▶ **WHAT IS BEING ASKED**:
Copy every line that contains the string "true" from the entries below.

▶ **PROVIDED ENTRIES**:
⁂

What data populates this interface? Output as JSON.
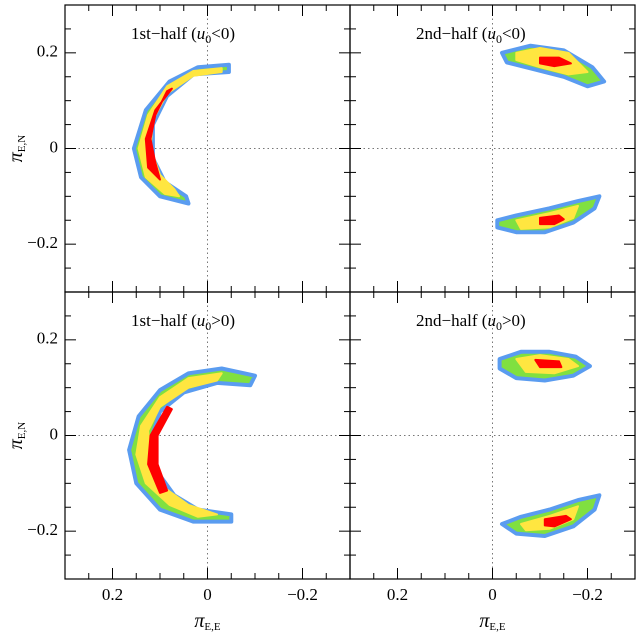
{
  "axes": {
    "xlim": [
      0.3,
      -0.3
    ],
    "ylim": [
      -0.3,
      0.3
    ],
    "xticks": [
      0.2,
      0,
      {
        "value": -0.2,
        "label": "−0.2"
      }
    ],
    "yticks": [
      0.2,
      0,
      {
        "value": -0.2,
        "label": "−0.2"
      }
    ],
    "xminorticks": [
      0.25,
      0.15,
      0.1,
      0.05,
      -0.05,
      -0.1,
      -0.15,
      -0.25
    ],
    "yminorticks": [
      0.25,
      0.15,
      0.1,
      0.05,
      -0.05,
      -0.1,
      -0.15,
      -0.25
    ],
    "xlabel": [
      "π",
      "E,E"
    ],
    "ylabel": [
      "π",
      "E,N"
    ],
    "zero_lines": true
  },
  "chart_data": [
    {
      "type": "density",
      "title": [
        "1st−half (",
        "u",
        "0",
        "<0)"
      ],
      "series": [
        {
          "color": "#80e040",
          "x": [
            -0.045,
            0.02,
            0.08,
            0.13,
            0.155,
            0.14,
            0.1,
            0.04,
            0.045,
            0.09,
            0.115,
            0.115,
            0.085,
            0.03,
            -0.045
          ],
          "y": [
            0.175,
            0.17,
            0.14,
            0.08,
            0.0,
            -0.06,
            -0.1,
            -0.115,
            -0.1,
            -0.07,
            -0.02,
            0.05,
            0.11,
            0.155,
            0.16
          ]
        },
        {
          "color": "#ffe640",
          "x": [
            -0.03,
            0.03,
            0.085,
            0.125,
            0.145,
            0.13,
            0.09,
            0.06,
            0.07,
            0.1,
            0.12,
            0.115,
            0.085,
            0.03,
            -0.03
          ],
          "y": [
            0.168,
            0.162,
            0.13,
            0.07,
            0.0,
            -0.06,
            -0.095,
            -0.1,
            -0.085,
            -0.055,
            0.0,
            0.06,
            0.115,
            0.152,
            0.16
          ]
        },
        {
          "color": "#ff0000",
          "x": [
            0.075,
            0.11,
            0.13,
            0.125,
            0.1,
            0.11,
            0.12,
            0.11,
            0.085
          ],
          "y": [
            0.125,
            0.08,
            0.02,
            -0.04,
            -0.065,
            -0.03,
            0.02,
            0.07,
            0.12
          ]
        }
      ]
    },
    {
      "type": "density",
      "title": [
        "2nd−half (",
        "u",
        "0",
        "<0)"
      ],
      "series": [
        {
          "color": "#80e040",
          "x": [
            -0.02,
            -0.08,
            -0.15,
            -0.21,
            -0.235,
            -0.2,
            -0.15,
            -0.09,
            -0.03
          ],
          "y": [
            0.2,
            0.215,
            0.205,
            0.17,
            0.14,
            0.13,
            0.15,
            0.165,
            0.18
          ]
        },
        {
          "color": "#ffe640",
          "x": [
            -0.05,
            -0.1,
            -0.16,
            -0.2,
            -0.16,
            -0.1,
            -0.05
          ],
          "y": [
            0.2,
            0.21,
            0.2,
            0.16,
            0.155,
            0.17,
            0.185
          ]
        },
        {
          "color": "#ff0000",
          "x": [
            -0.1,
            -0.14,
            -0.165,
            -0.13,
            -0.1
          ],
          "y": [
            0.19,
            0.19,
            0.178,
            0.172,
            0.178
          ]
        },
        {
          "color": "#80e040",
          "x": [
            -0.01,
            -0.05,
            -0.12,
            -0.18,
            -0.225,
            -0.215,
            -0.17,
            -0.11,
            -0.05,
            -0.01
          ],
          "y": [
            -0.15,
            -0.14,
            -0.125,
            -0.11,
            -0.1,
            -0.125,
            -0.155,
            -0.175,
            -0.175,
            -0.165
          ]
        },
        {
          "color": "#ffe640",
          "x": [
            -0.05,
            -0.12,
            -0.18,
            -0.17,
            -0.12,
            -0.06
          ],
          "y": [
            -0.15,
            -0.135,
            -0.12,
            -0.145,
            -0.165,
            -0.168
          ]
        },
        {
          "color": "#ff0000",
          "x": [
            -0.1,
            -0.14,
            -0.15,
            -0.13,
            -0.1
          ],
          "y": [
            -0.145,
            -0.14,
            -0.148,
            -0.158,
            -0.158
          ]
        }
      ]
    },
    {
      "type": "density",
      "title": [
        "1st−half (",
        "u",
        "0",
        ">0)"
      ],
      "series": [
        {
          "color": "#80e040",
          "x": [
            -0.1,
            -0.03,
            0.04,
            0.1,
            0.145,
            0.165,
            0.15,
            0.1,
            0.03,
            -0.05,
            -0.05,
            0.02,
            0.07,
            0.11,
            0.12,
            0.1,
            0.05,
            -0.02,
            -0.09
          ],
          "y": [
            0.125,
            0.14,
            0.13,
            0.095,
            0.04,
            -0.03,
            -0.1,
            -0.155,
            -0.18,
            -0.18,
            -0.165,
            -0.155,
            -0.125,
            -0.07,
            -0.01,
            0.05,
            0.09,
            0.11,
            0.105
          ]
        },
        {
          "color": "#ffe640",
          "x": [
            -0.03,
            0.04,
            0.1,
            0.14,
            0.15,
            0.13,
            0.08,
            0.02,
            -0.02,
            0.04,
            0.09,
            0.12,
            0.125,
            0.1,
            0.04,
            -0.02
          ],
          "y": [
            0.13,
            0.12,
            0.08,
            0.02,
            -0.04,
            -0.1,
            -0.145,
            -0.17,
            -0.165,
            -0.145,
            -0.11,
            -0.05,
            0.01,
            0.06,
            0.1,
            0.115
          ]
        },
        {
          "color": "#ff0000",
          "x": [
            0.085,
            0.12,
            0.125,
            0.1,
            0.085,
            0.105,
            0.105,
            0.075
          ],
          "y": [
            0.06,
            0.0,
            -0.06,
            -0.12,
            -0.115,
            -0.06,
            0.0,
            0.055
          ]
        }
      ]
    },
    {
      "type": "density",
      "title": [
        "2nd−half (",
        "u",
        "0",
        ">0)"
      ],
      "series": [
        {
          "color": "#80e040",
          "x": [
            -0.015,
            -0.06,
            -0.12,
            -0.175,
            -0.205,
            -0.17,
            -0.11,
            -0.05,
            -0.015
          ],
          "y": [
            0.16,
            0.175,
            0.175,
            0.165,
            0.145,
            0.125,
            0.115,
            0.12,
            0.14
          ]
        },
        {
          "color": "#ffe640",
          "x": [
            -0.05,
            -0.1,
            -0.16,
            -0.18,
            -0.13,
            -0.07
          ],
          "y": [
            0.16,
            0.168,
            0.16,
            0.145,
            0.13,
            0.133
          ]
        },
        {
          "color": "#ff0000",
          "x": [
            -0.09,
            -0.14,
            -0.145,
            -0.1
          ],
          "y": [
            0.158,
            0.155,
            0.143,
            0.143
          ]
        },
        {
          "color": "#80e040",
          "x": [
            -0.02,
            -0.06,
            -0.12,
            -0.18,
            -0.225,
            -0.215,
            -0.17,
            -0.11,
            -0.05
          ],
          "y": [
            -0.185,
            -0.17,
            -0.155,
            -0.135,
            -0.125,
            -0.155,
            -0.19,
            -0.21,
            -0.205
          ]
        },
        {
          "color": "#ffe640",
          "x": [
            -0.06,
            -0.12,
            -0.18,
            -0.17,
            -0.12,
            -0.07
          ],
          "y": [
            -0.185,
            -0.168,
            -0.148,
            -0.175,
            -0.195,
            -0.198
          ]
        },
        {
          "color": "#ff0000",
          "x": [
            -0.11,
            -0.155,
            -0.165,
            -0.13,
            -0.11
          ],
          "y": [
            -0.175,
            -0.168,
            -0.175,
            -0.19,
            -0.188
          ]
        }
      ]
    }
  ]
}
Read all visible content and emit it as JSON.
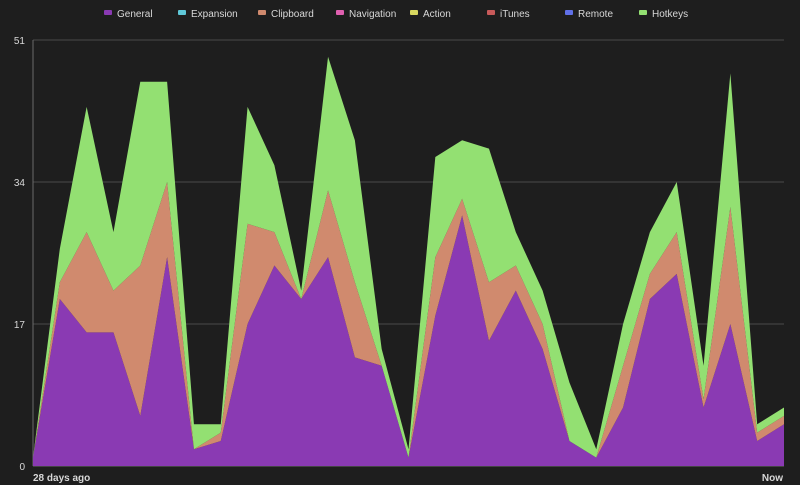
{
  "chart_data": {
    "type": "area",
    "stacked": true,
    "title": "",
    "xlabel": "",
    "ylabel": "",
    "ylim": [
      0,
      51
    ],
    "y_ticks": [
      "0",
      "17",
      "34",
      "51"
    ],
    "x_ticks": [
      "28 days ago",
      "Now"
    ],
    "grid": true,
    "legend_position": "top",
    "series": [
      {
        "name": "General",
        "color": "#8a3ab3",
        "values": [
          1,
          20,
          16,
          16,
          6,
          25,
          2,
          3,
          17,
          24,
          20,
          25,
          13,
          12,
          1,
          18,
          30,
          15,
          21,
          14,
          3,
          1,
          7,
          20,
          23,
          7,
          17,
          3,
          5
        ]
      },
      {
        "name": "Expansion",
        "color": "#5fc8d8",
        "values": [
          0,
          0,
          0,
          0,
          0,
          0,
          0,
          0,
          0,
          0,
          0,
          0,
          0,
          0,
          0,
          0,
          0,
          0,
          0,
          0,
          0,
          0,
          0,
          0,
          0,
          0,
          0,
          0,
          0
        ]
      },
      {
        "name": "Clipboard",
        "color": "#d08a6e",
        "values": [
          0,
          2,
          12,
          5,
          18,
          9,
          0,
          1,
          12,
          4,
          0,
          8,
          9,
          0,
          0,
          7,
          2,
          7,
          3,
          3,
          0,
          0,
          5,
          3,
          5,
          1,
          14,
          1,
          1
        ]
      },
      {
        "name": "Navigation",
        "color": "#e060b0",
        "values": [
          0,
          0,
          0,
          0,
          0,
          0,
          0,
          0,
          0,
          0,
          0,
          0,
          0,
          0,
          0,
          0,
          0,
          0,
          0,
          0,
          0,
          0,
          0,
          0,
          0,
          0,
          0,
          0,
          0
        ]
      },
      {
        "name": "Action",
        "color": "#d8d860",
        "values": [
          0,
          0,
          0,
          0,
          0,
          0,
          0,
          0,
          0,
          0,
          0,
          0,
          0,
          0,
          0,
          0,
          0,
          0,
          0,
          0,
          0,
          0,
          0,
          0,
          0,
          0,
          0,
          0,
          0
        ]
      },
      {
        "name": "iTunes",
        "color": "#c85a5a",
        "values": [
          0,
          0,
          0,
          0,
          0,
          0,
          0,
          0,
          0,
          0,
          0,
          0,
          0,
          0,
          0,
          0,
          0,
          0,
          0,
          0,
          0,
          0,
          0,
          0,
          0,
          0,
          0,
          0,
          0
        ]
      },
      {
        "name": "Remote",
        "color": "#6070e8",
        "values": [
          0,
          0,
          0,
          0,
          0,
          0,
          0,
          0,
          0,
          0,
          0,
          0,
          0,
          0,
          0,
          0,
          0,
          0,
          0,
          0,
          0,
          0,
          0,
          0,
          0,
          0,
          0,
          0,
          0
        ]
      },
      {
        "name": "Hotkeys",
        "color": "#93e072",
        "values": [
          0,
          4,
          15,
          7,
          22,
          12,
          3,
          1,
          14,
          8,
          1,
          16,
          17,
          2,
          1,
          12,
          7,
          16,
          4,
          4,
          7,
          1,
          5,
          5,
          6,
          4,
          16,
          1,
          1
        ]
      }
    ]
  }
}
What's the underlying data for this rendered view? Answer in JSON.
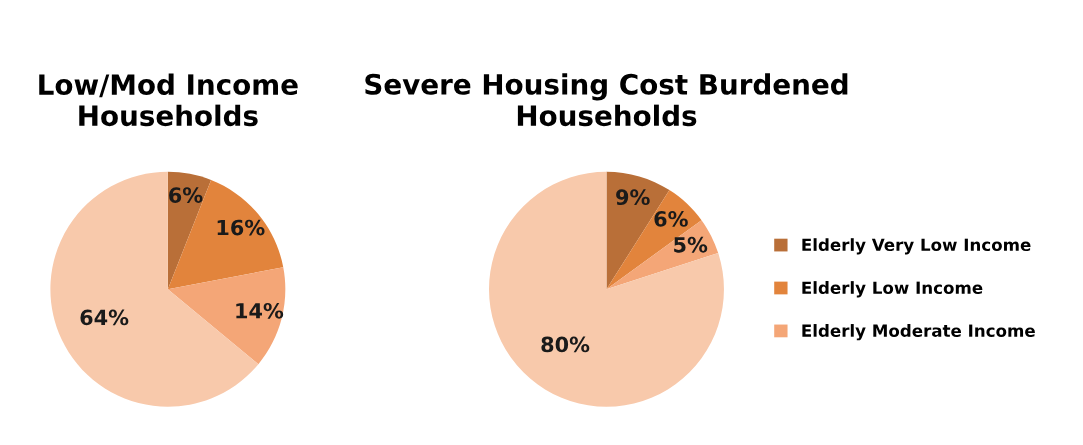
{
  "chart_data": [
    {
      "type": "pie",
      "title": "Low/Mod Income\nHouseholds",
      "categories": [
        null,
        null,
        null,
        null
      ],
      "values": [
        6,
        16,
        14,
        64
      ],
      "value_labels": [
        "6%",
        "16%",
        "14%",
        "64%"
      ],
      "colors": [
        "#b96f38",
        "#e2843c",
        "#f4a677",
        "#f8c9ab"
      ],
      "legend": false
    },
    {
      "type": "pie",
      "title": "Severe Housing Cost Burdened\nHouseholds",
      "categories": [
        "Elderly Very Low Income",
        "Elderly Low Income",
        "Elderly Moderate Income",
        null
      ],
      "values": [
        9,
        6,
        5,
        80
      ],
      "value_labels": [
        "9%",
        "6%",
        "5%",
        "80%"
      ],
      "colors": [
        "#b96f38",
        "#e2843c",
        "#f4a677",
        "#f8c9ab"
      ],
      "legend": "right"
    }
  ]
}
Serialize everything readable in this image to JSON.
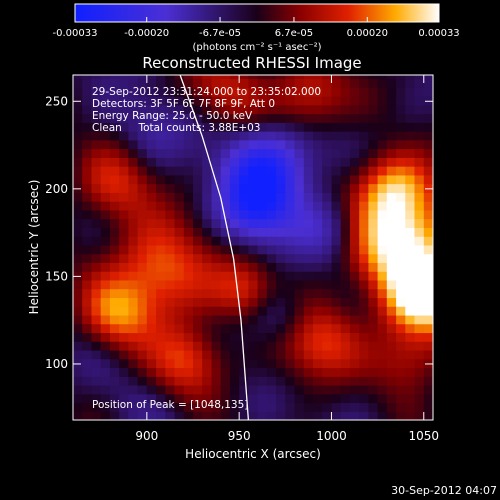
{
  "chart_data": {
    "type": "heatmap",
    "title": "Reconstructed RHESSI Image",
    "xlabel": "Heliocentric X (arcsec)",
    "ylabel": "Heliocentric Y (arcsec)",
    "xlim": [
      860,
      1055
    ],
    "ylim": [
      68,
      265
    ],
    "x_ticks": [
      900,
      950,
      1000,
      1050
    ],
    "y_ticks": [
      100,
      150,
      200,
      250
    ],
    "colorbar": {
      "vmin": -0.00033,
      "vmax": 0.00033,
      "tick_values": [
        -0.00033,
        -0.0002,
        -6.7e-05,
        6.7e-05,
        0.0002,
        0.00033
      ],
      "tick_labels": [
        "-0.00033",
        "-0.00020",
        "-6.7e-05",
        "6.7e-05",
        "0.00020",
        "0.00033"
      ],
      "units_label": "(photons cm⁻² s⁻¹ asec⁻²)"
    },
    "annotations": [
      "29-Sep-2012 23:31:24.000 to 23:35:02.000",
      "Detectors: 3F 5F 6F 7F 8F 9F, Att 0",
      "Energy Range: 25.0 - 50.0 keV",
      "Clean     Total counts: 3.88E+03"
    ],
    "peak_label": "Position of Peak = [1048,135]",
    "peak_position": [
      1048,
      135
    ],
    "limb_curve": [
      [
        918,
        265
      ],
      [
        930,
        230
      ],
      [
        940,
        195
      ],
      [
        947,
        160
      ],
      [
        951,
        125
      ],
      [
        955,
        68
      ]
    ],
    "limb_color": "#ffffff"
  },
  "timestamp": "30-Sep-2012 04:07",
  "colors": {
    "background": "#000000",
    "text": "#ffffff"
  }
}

⁂

▶ **WRITTEN SOLUTION**:
    "zero_lines": true
    "stacked": true,
    "grid": true,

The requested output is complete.